# Requirement
Please print every record below exactly as it appears.

• • • •

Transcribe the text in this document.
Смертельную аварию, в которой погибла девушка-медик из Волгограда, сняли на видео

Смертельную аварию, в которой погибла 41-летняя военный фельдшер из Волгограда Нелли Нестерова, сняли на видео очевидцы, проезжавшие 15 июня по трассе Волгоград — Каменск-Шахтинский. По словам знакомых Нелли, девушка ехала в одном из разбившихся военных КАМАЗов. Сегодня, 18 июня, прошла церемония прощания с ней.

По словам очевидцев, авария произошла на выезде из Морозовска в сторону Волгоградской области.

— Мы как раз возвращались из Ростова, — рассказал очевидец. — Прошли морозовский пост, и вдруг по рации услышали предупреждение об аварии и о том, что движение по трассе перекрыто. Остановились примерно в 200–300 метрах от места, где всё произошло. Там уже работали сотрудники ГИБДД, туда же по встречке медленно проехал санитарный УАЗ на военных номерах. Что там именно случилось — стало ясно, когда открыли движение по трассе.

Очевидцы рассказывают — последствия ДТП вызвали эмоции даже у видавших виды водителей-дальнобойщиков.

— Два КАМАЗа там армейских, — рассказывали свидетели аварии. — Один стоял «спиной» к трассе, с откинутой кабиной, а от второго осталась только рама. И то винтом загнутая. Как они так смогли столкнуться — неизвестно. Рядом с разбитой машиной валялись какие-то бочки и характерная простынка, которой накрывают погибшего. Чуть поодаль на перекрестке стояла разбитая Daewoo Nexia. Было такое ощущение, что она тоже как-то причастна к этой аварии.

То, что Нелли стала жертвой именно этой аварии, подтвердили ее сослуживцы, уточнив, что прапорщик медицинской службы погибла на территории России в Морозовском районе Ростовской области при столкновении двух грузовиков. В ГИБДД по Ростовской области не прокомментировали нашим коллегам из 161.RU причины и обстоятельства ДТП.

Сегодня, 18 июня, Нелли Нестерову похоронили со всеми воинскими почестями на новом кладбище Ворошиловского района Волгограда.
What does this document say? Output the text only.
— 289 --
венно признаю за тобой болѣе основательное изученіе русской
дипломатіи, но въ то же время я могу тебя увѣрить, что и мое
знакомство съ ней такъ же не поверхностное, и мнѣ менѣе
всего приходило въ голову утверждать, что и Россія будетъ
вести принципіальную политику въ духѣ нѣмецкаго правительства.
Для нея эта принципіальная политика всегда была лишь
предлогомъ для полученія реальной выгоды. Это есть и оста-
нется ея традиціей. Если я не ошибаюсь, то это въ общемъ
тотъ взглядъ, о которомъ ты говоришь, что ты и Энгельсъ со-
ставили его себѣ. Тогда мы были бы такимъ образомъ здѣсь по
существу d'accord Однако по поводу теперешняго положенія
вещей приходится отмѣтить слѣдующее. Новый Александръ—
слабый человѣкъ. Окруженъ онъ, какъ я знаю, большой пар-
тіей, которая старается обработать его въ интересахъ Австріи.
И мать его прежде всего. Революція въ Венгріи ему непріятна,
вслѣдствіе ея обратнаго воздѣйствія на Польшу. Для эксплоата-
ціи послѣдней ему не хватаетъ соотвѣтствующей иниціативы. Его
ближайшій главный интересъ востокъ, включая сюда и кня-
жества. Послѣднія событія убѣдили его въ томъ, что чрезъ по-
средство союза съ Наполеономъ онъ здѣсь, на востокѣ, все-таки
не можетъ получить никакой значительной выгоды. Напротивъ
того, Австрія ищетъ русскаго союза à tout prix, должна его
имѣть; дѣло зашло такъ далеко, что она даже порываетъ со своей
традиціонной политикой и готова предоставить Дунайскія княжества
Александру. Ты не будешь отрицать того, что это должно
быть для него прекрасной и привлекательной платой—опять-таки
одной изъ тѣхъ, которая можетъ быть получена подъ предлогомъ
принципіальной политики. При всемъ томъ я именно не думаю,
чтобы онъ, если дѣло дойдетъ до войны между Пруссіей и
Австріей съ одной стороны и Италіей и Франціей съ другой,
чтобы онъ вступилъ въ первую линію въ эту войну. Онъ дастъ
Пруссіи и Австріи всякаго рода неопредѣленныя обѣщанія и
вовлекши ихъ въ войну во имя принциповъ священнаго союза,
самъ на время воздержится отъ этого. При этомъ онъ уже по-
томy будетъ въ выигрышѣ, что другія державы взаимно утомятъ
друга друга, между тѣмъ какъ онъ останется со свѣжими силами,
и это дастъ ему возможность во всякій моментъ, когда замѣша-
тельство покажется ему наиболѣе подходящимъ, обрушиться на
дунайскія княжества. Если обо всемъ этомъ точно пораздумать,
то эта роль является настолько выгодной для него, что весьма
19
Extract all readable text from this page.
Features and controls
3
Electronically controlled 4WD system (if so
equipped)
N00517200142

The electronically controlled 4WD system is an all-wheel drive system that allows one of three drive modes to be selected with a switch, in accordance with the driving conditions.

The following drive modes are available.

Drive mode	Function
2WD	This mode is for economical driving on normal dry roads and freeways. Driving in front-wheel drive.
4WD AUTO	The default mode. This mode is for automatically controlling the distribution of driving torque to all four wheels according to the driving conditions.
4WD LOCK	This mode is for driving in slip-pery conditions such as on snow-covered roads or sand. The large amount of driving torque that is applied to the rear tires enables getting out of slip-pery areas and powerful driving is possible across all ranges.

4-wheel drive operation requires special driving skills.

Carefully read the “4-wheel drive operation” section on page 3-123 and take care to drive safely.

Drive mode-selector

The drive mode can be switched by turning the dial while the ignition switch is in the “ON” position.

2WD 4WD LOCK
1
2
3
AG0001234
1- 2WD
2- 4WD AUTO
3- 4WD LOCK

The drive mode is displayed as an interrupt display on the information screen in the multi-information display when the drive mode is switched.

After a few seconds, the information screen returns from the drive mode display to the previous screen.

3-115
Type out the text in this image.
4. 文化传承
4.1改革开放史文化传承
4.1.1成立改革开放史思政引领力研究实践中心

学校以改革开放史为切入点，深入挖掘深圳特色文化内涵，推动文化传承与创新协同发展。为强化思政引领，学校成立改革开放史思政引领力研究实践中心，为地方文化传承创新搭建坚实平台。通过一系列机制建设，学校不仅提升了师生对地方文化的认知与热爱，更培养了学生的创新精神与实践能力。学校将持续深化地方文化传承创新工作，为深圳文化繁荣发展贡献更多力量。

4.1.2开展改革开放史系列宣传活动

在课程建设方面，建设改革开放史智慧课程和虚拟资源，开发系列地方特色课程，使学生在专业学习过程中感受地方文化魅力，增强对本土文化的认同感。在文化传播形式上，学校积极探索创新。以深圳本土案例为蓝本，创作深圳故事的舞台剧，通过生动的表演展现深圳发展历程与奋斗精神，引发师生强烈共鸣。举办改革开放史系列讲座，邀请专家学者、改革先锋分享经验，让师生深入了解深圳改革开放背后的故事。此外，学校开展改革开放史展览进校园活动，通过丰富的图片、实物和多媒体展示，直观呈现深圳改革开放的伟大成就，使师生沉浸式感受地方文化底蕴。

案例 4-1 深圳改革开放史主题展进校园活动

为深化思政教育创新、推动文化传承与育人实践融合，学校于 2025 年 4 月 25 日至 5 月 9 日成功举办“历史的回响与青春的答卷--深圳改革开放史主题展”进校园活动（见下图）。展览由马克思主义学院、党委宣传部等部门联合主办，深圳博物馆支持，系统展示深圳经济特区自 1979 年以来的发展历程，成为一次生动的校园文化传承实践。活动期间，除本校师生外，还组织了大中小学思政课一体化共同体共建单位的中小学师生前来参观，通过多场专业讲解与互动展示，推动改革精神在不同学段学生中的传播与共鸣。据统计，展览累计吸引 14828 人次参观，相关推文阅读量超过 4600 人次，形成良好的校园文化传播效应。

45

• • • •

# Output of the task
Transcribe the text in this document.
Смертельную аварию, в которой погибла девушка-медик из Волгограда, сняли на видео

Смертельную аварию, в которой погибла 41-летняя военный фельдшер из Волгограда Нелли Нестерова, сняли на видео очевидцы, проезжавшие 15 июня по трассе Волгоград — Каменск-Шахтинский. По словам знакомых Нелли, девушка ехала в одном из разбившихся военных КАМАЗов. Сегодня, 18 июня, прошла церемония прощания с ней.

По словам очевидцев, авария произошла на выезде из Морозовска в сторону Волгоградской области.

— Мы как раз возвращались из Ростова, — рассказал очевидец. — Прошли морозовский пост, и вдруг по рации услышали предупреждение об аварии и о том, что движение по трассе перекрыто. Остановились примерно в 200–300 метрах от места, где всё произошло. Там уже работали сотрудники ГИБДД, туда же по встречке медленно проехал санитарный УАЗ на военных номерах. Что там именно случилось — стало ясно, когда открыли движение по трассе.

Очевидцы рассказывают — последствия ДТП вызвали эмоции даже у видавших виды водителей-дальнобойщиков.

— Два КАМАЗа там армейских, — рассказывали свидетели аварии. — Один стоял «спиной» к трассе, с откинутой кабиной, а от второго осталась только рама. И то винтом загнутая. Как они так смогли столкнуться — неизвестно. Рядом с разбитой машиной валялись какие-то бочки и характерная простынка, которой накрывают погибшего. Чуть поодаль на перекрестке стояла разбитая Daewoo Nexia. Было такое ощущение, что она тоже как-то причастна к этой аварии.

То, что Нелли стала жертвой именно этой аварии, подтвердили ее сослуживцы, уточнив, что прапорщик медицинской службы погибла на территории России в Морозовском районе Ростовской области при столкновении двух грузовиков. В ГИБДД по Ростовской области не прокомментировали нашим коллегам из 161.RU причины и обстоятельства ДТП.

Сегодня, 18 июня, Нелли Нестерову похоронили со всеми воинскими почестями на новом кладбище Ворошиловского района Волгограда.
What does this document say? Output the text only.
— 289 --
венно признаю за тобой болѣе основательное изученіе русской
дипломатіи, но въ то же время я могу тебя увѣрить, что и мое
знакомство съ ней такъ же не поверхностное, и мнѣ менѣе
всего приходило въ голову утверждать, что и Россія будетъ
вести принципіальную политику въ духѣ нѣмецкаго правительства.
Для нея эта принципіальная политика всегда была лишь
предлогомъ для полученія реальной выгоды. Это есть и оста-
нется ея традиціей. Если я не ошибаюсь, то это въ общемъ
тотъ взглядъ, о которомъ ты говоришь, что ты и Энгельсъ со-
ставили его себѣ. Тогда мы были бы такимъ образомъ здѣсь по
существу d'accord Однако по поводу теперешняго положенія
вещей приходится отмѣтить слѣдующее. Новый Александръ—
слабый человѣкъ. Окруженъ онъ, какъ я знаю, большой пар-
тіей, которая старается обработать его въ интересахъ Австріи.
И мать его прежде всего. Революція въ Венгріи ему непріятна,
вслѣдствіе ея обратнаго воздѣйствія на Польшу. Для эксплоата-
ціи послѣдней ему не хватаетъ соотвѣтствующей иниціативы. Его
ближайшій главный интересъ востокъ, включая сюда и кня-
жества. Послѣднія событія убѣдили его въ томъ, что чрезъ по-
средство союза съ Наполеономъ онъ здѣсь, на востокѣ, все-таки
не можетъ получить никакой значительной выгоды. Напротивъ
того, Австрія ищетъ русскаго союза à tout prix, должна его
имѣть; дѣло зашло такъ далеко, что она даже порываетъ со своей
традиціонной политикой и готова предоставить Дунайскія княжества
Александру. Ты не будешь отрицать того, что это должно
быть для него прекрасной и привлекательной платой—опять-таки
одной изъ тѣхъ, которая можетъ быть получена подъ предлогомъ
принципіальной политики. При всемъ томъ я именно не думаю,
чтобы онъ, если дѣло дойдетъ до войны между Пруссіей и
Австріей съ одной стороны и Италіей и Франціей съ другой,
чтобы онъ вступилъ въ первую линію въ эту войну. Онъ дастъ
Пруссіи и Австріи всякаго рода неопредѣленныя обѣщанія и
вовлекши ихъ въ войну во имя принциповъ священнаго союза,
самъ на время воздержится отъ этого. При этомъ онъ уже по-
томy будетъ въ выигрышѣ, что другія державы взаимно утомятъ
друга друга, между тѣмъ какъ онъ останется со свѣжими силами,
и это дастъ ему возможность во всякій моментъ, когда замѣша-
тельство покажется ему наиболѣе подходящимъ, обрушиться на
дунайскія княжества. Если обо всемъ этомъ точно пораздумать,
то эта роль является настолько выгодной для него, что весьма
19
Extract all readable text from this page.
Features and controls
3
Electronically controlled 4WD system (if so
equipped)
N00517200142

The electronically controlled 4WD system is an all-wheel drive system that allows one of three drive modes to be selected with a switch, in accordance with the driving conditions.

The following drive modes are available.

Drive mode	Function
2WD	This mode is for economical driving on normal dry roads and freeways. Driving in front-wheel drive.
4WD AUTO	The default mode. This mode is for automatically controlling the distribution of driving torque to all four wheels according to the driving conditions.
4WD LOCK	This mode is for driving in slip-pery conditions such as on snow-covered roads or sand. The large amount of driving torque that is applied to the rear tires enables getting out of slip-pery areas and powerful driving is possible across all ranges.

4-wheel drive operation requires special driving skills.

Carefully read the “4-wheel drive operation” section on page 3-123 and take care to drive safely.

Drive mode-selector

The drive mode can be switched by turning the dial while the ignition switch is in the “ON” position.

2WD 4WD LOCK
1
2
3
AG0001234
1- 2WD
2- 4WD AUTO
3- 4WD LOCK

The drive mode is displayed as an interrupt display on the information screen in the multi-information display when the drive mode is switched.

After a few seconds, the information screen returns from the drive mode display to the previous screen.

3-115
Type out the text in this image.
4. 文化传承
4.1改革开放史文化传承
4.1.1成立改革开放史思政引领力研究实践中心

学校以改革开放史为切入点，深入挖掘深圳特色文化内涵，推动文化传承与创新协同发展。为强化思政引领，学校成立改革开放史思政引领力研究实践中心，为地方文化传承创新搭建坚实平台。通过一系列机制建设，学校不仅提升了师生对地方文化的认知与热爱，更培养了学生的创新精神与实践能力。学校将持续深化地方文化传承创新工作，为深圳文化繁荣发展贡献更多力量。

4.1.2开展改革开放史系列宣传活动

在课程建设方面，建设改革开放史智慧课程和虚拟资源，开发系列地方特色课程，使学生在专业学习过程中感受地方文化魅力，增强对本土文化的认同感。在文化传播形式上，学校积极探索创新。以深圳本土案例为蓝本，创作深圳故事的舞台剧，通过生动的表演展现深圳发展历程与奋斗精神，引发师生强烈共鸣。举办改革开放史系列讲座，邀请专家学者、改革先锋分享经验，让师生深入了解深圳改革开放背后的故事。此外，学校开展改革开放史展览进校园活动，通过丰富的图片、实物和多媒体展示，直观呈现深圳改革开放的伟大成就，使师生沉浸式感受地方文化底蕴。

案例 4-1 深圳改革开放史主题展进校园活动

为深化思政教育创新、推动文化传承与育人实践融合，学校于 2025 年 4 月 25 日至 5 月 9 日成功举办“历史的回响与青春的答卷--深圳改革开放史主题展”进校园活动（见下图）。展览由马克思主义学院、党委宣传部等部门联合主办，深圳博物馆支持，系统展示深圳经济特区自 1979 年以来的发展历程，成为一次生动的校园文化传承实践。活动期间，除本校师生外，还组织了大中小学思政课一体化共同体共建单位的中小学师生前来参观，通过多场专业讲解与互动展示，推动改革精神在不同学段学生中的传播与共鸣。据统计，展览累计吸引 14828 人次参观，相关推文阅读量超过 4600 人次，形成良好的校园文化传播效应。

45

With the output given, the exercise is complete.